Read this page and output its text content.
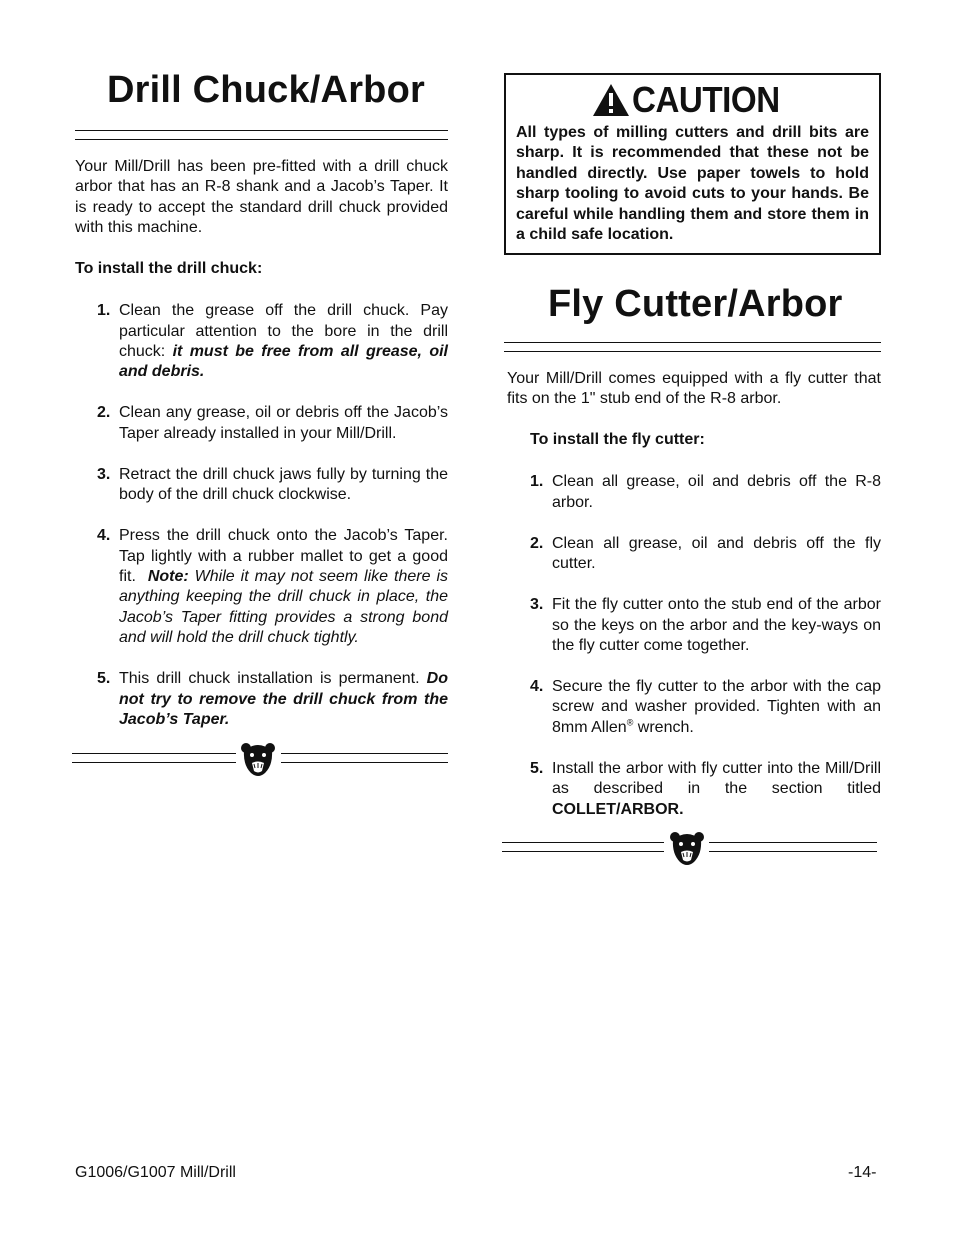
Drill Chuck/Arbor

Your Mill/Drill has been pre-fitted with a drill chuck arbor that has an R-8 shank and a Jacob’s Taper. It is ready to accept the standard drill chuck provided with this machine.

To install the drill chuck:

1. Clean the grease off the drill chuck. Pay particular attention to the bore in the drill chuck: it must be free from all grease, oil and debris.
2. Clean any grease, oil or debris off the Jacob’s Taper already installed in your Mill/Drill.
3. Retract the drill chuck jaws fully by turning the body of the drill chuck clockwise.
4. Press the drill chuck onto the Jacob’s Taper. Tap lightly with a rubber mallet to get a good fit. Note: While it may not seem like there is anything keeping the drill chuck in place, the Jacob’s Taper fitting provides a strong bond and will hold the drill chuck tightly.
5. This drill chuck installation is permanent. Do not try to remove the drill chuck from the Jacob’s Taper.
CAUTION

All types of milling cutters and drill bits are sharp. It is recommended that these not be handled directly. Use paper towels to hold sharp tooling to avoid cuts to your hands. Be careful while handling them and store them in a child safe location.

Fly Cutter/Arbor

Your Mill/Drill comes equipped with a fly cutter that fits on the 1" stub end of the R-8 arbor.

To install the fly cutter:

1. Clean all grease, oil and debris off the R-8 arbor.
2. Clean all grease, oil and debris off the fly cutter.
3. Fit the fly cutter onto the stub end of the arbor so the keys on the arbor and the key-ways on the fly cutter come together.
4. Secure the fly cutter to the arbor with the cap screw and washer provided. Tighten with an 8mm Allen® wrench.
5. Install the arbor with fly cutter into the Mill/Drill as described in the section titled COLLET/ARBOR.
G1006/G1007 Mill/Drill	-14-
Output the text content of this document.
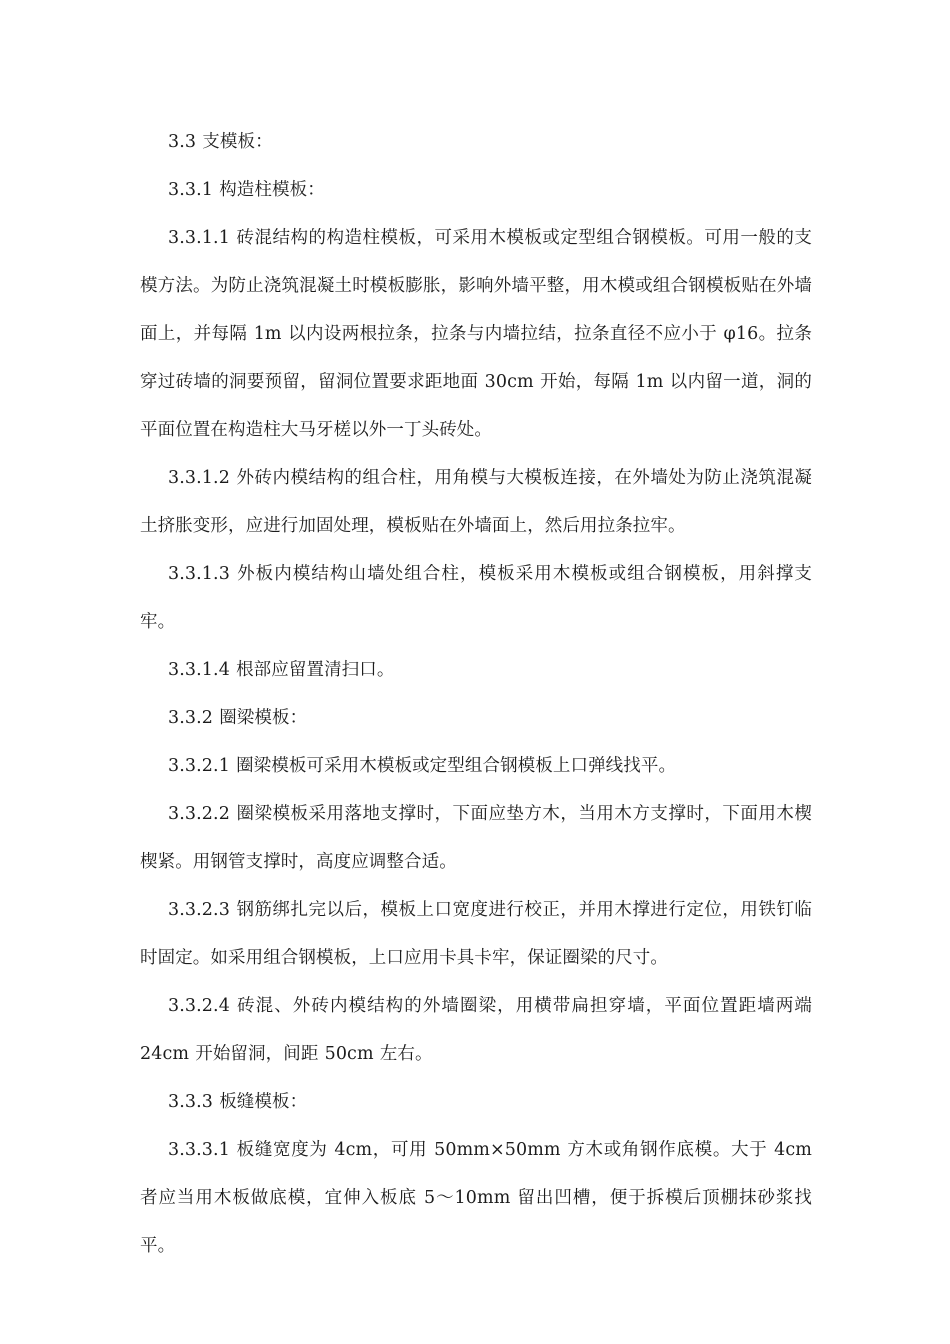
3.3 支模板：

3.3.1 构造柱模板：

3.3.1.1 砖混结构的构造柱模板，可采用木模板或定型组合钢模板。可用一般的支模方法。为防止浇筑混凝土时模板膨胀，影响外墙平整，用木模或组合钢模板贴在外墙面上，并每隔 1m 以内设两根拉条，拉条与内墙拉结，拉条直径不应小于 φ16。拉条穿过砖墙的洞要预留，留洞位置要求距地面 30cm 开始，每隔 1m 以内留一道，洞的平面位置在构造柱大马牙槎以外一丁头砖处。

3.3.1.2 外砖内模结构的组合柱，用角模与大模板连接，在外墙处为防止浇筑混凝土挤胀变形，应进行加固处理，模板贴在外墙面上，然后用拉条拉牢。

3.3.1.3 外板内模结构山墙处组合柱，模板采用木模板或组合钢模板，用斜撑支牢。

3.3.1.4 根部应留置清扫口。

3.3.2 圈梁模板：

3.3.2.1 圈梁模板可采用木模板或定型组合钢模板上口弹线找平。

3.3.2.2 圈梁模板采用落地支撑时，下面应垫方木，当用木方支撑时，下面用木楔楔紧。用钢管支撑时，高度应调整合适。

3.3.2.3 钢筋绑扎完以后，模板上口宽度进行校正，并用木撑进行定位，用铁钉临时固定。如采用组合钢模板，上口应用卡具卡牢，保证圈梁的尺寸。

3.3.2.4 砖混、外砖内模结构的外墙圈梁，用横带扁担穿墙，平面位置距墙两端 24cm 开始留洞，间距 50cm 左右。

3.3.3 板缝模板：

3.3.3.1 板缝宽度为 4cm，可用 50mm×50mm 方木或角钢作底模。大于 4cm 者应当用木板做底模，宜伸入板底 5〜10mm 留出凹槽，便于拆模后顶棚抹砂浆找平。
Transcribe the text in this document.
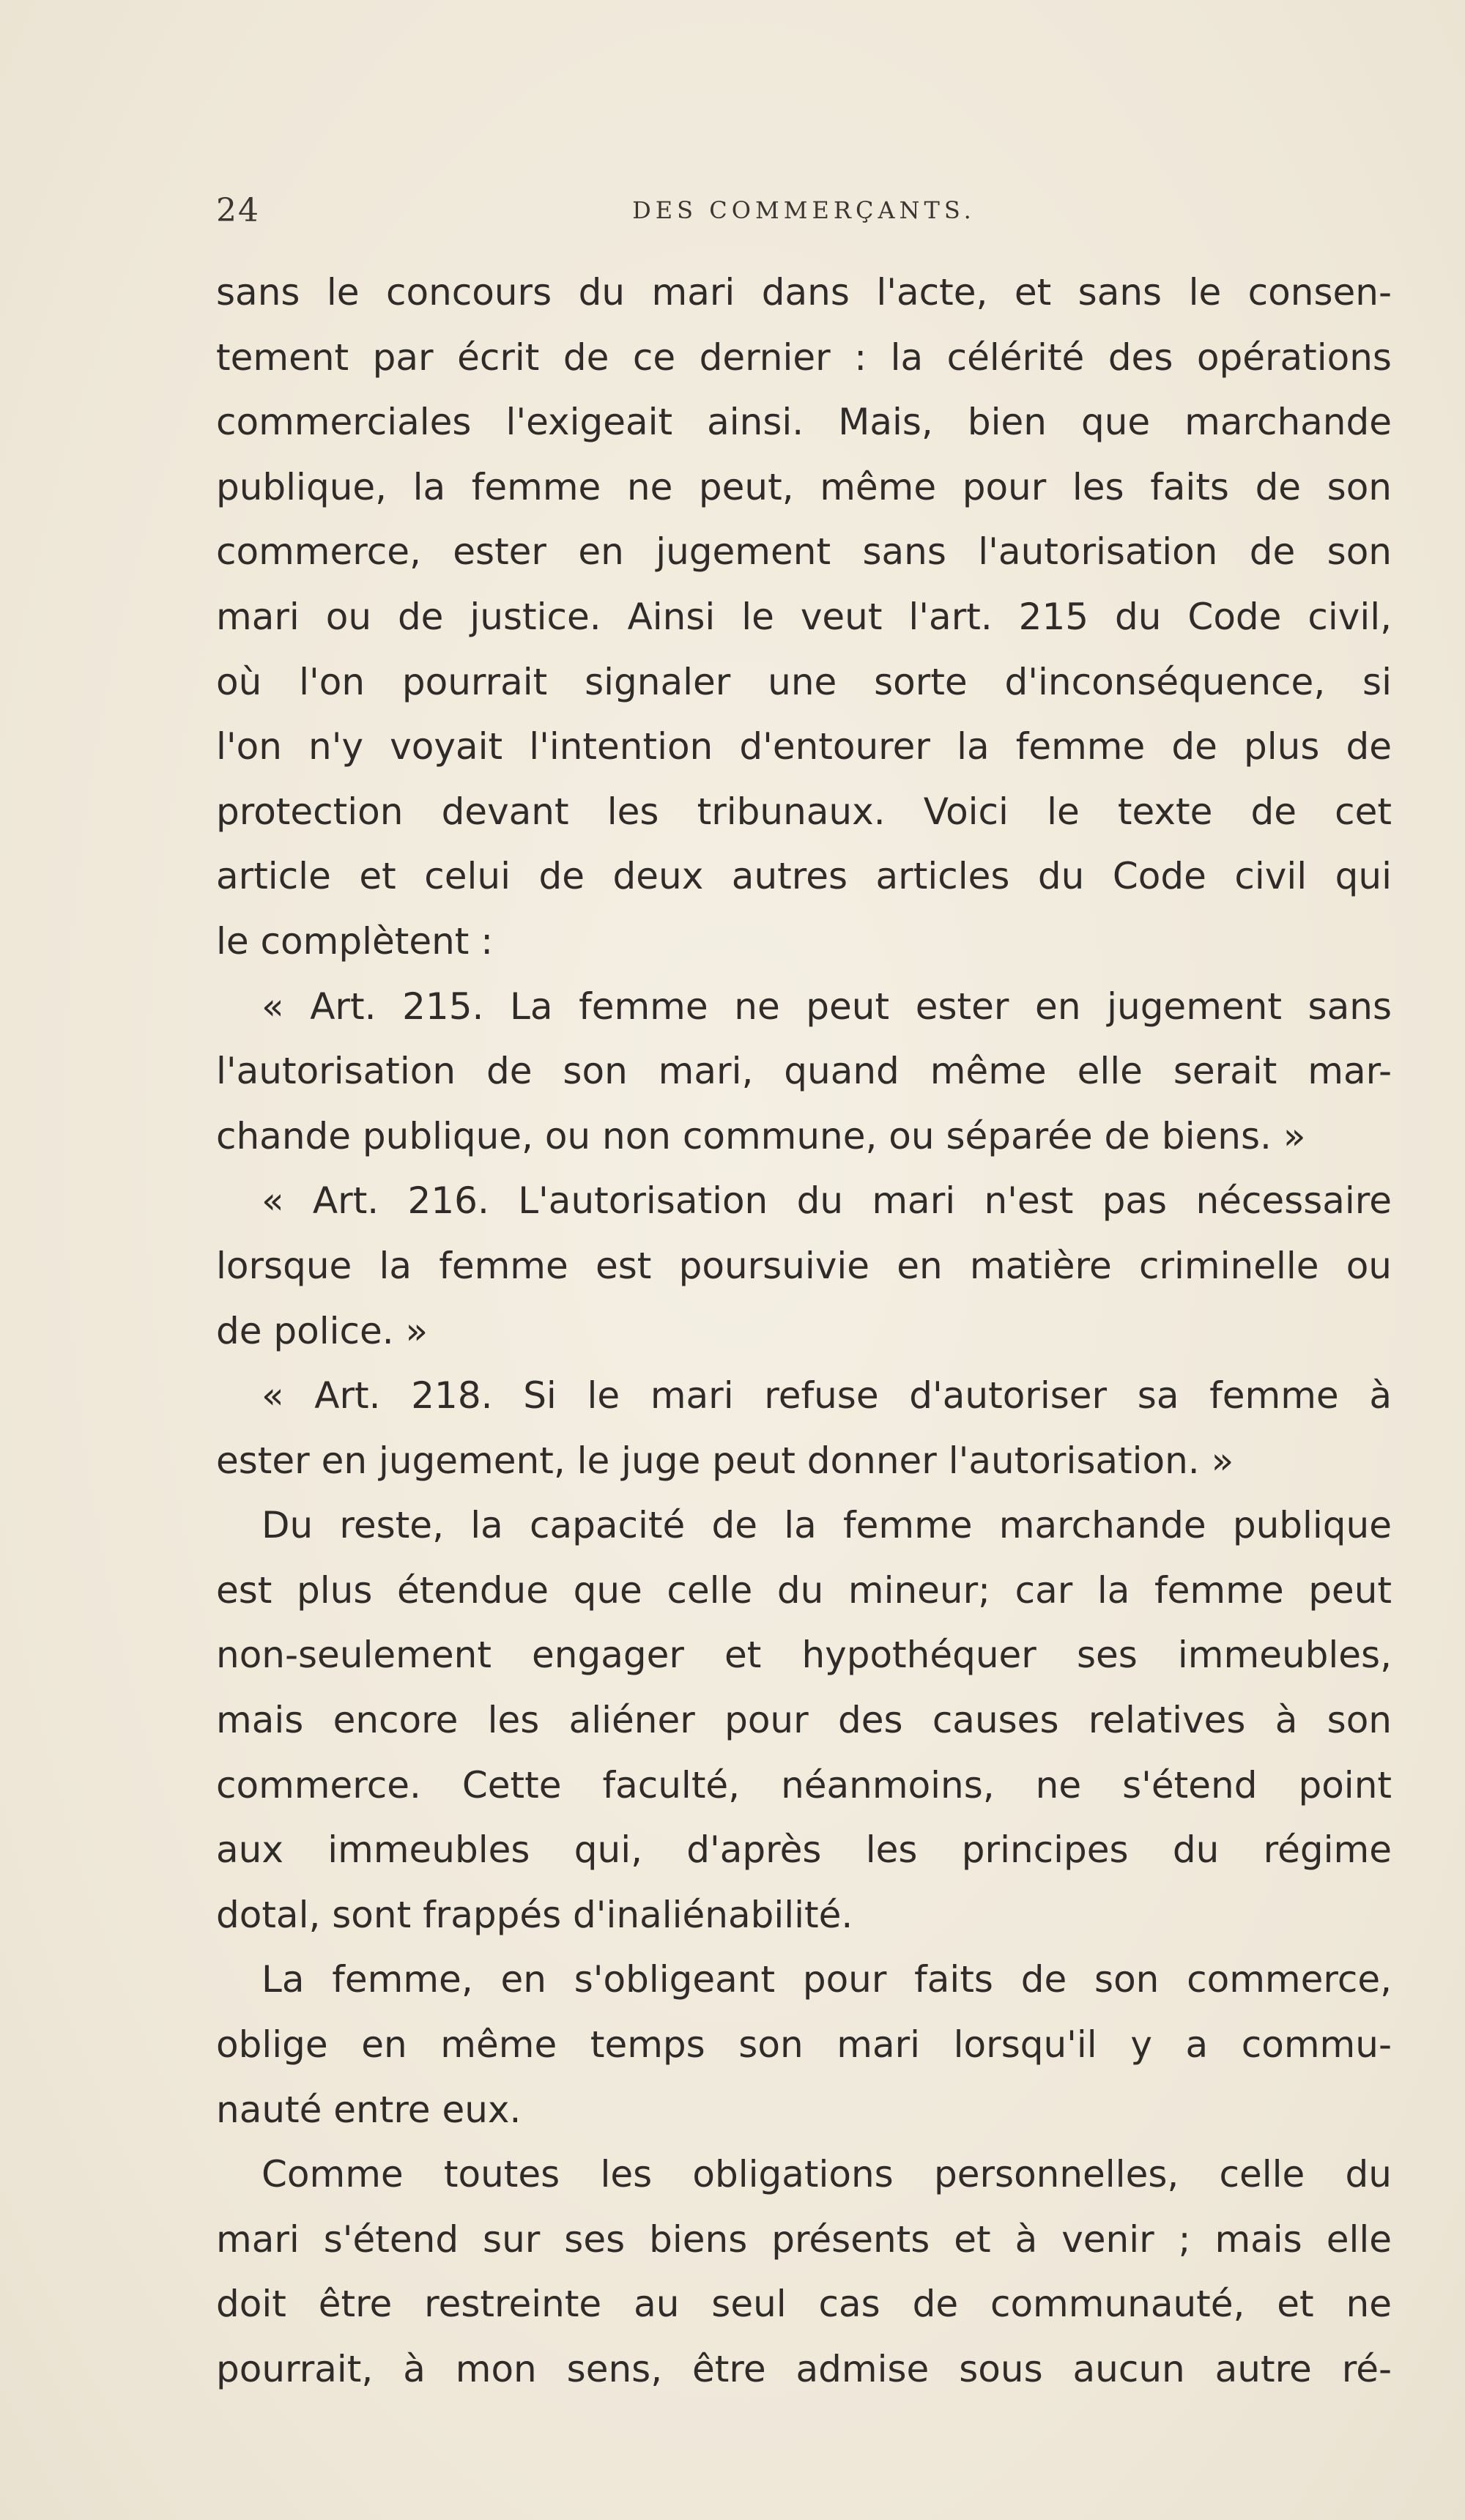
24	DES COMMERÇANTS.
sans le concours du mari dans l'acte, et sans le consen-
tement par écrit de ce dernier : la célérité des opérations
commerciales l'exigeait ainsi. Mais, bien que marchande
publique, la femme ne peut, même pour les faits de son
commerce, ester en jugement sans l'autorisation de son
mari ou de justice. Ainsi le veut l'art. 215 du Code civil,
où l'on pourrait signaler une sorte d'inconséquence, si
l'on n'y voyait l'intention d'entourer la femme de plus de
protection devant les tribunaux. Voici le texte de cet
article et celui de deux autres articles du Code civil qui
le complètent :
« Art. 215. La femme ne peut ester en jugement sans
l'autorisation de son mari, quand même elle serait mar-
chande publique, ou non commune, ou séparée de biens. »
« Art. 216. L'autorisation du mari n'est pas nécessaire
lorsque la femme est poursuivie en matière criminelle ou
de police. »
« Art. 218. Si le mari refuse d'autoriser sa femme à
ester en jugement, le juge peut donner l'autorisation. »
Du reste, la capacité de la femme marchande publique
est plus étendue que celle du mineur; car la femme peut
non-seulement engager et hypothéquer ses immeubles,
mais encore les aliéner pour des causes relatives à son
commerce. Cette faculté, néanmoins, ne s'étend point
aux immeubles qui, d'après les principes du régime
dotal, sont frappés d'inaliénabilité.
La femme, en s'obligeant pour faits de son commerce,
oblige en même temps son mari lorsqu'il y a commu-
nauté entre eux.
Comme toutes les obligations personnelles, celle du
mari s'étend sur ses biens présents et à venir ; mais elle
doit être restreinte au seul cas de communauté, et ne
pourrait, à mon sens, être admise sous aucun autre ré-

◇ ◇ ◇

The listing above must be printed again exactly, minus its pictures.

### Answer to the task
Read this page and output its text content.
Drill Chuck/Arbor

Your Mill/Drill has been pre-fitted with a drill chuck arbor that has an R-8 shank and a Jacob’s Taper. It is ready to accept the standard drill chuck provided with this machine.

To install the drill chuck:

1. Clean the grease off the drill chuck. Pay particular attention to the bore in the drill chuck: it must be free from all grease, oil and debris.
2. Clean any grease, oil or debris off the Jacob’s Taper already installed in your Mill/Drill.
3. Retract the drill chuck jaws fully by turning the body of the drill chuck clockwise.
4. Press the drill chuck onto the Jacob’s Taper. Tap lightly with a rubber mallet to get a good fit. Note: While it may not seem like there is anything keeping the drill chuck in place, the Jacob’s Taper fitting provides a strong bond and will hold the drill chuck tightly.
5. This drill chuck installation is permanent. Do not try to remove the drill chuck from the Jacob’s Taper.
CAUTION

All types of milling cutters and drill bits are sharp. It is recommended that these not be handled directly. Use paper towels to hold sharp tooling to avoid cuts to your hands. Be careful while handling them and store them in a child safe location.

Fly Cutter/Arbor

Your Mill/Drill comes equipped with a fly cutter that fits on the 1" stub end of the R-8 arbor.

To install the fly cutter:

1. Clean all grease, oil and debris off the R-8 arbor.
2. Clean all grease, oil and debris off the fly cutter.
3. Fit the fly cutter onto the stub end of the arbor so the keys on the arbor and the key-ways on the fly cutter come together.
4. Secure the fly cutter to the arbor with the cap screw and washer provided. Tighten with an 8mm Allen® wrench.
5. Install the arbor with fly cutter into the Mill/Drill as described in the section titled COLLET/ARBOR.
G1006/G1007 Mill/Drill	-14-
Output the text content of this document.
3.3 支模板：

3.3.1 构造柱模板：

3.3.1.1 砖混结构的构造柱模板，可采用木模板或定型组合钢模板。可用一般的支模方法。为防止浇筑混凝土时模板膨胀，影响外墙平整，用木模或组合钢模板贴在外墙面上，并每隔 1m 以内设两根拉条，拉条与内墙拉结，拉条直径不应小于 φ16。拉条穿过砖墙的洞要预留，留洞位置要求距地面 30cm 开始，每隔 1m 以内留一道，洞的平面位置在构造柱大马牙槎以外一丁头砖处。

3.3.1.2 外砖内模结构的组合柱，用角模与大模板连接，在外墙处为防止浇筑混凝土挤胀变形，应进行加固处理，模板贴在外墙面上，然后用拉条拉牢。

3.3.1.3 外板内模结构山墙处组合柱，模板采用木模板或组合钢模板，用斜撑支牢。

3.3.1.4 根部应留置清扫口。

3.3.2 圈梁模板：

3.3.2.1 圈梁模板可采用木模板或定型组合钢模板上口弹线找平。

3.3.2.2 圈梁模板采用落地支撑时，下面应垫方木，当用木方支撑时，下面用木楔楔紧。用钢管支撑时，高度应调整合适。

3.3.2.3 钢筋绑扎完以后，模板上口宽度进行校正，并用木撑进行定位，用铁钉临时固定。如采用组合钢模板，上口应用卡具卡牢，保证圈梁的尺寸。

3.3.2.4 砖混、外砖内模结构的外墙圈梁，用横带扁担穿墙，平面位置距墙两端 24cm 开始留洞，间距 50cm 左右。

3.3.3 板缝模板：

3.3.3.1 板缝宽度为 4cm，可用 50mm×50mm 方木或角钢作底模。大于 4cm 者应当用木板做底模，宜伸入板底 5〜10mm 留出凹槽，便于拆模后顶棚抹砂浆找平。
Transcribe the text in this document.
24	DES COMMERÇANTS.
sans le concours du mari dans l'acte, et sans le consen-
tement par écrit de ce dernier : la célérité des opérations
commerciales l'exigeait ainsi. Mais, bien que marchande
publique, la femme ne peut, même pour les faits de son
commerce, ester en jugement sans l'autorisation de son
mari ou de justice. Ainsi le veut l'art. 215 du Code civil,
où l'on pourrait signaler une sorte d'inconséquence, si
l'on n'y voyait l'intention d'entourer la femme de plus de
protection devant les tribunaux. Voici le texte de cet
article et celui de deux autres articles du Code civil qui
le complètent :
« Art. 215. La femme ne peut ester en jugement sans
l'autorisation de son mari, quand même elle serait mar-
chande publique, ou non commune, ou séparée de biens. »
« Art. 216. L'autorisation du mari n'est pas nécessaire
lorsque la femme est poursuivie en matière criminelle ou
de police. »
« Art. 218. Si le mari refuse d'autoriser sa femme à
ester en jugement, le juge peut donner l'autorisation. »
Du reste, la capacité de la femme marchande publique
est plus étendue que celle du mineur; car la femme peut
non-seulement engager et hypothéquer ses immeubles,
mais encore les aliéner pour des causes relatives à son
commerce. Cette faculté, néanmoins, ne s'étend point
aux immeubles qui, d'après les principes du régime
dotal, sont frappés d'inaliénabilité.
La femme, en s'obligeant pour faits de son commerce,
oblige en même temps son mari lorsqu'il y a commu-
nauté entre eux.
Comme toutes les obligations personnelles, celle du
mari s'étend sur ses biens présents et à venir ; mais elle
doit être restreinte au seul cas de communauté, et ne
pourrait, à mon sens, être admise sous aucun autre ré-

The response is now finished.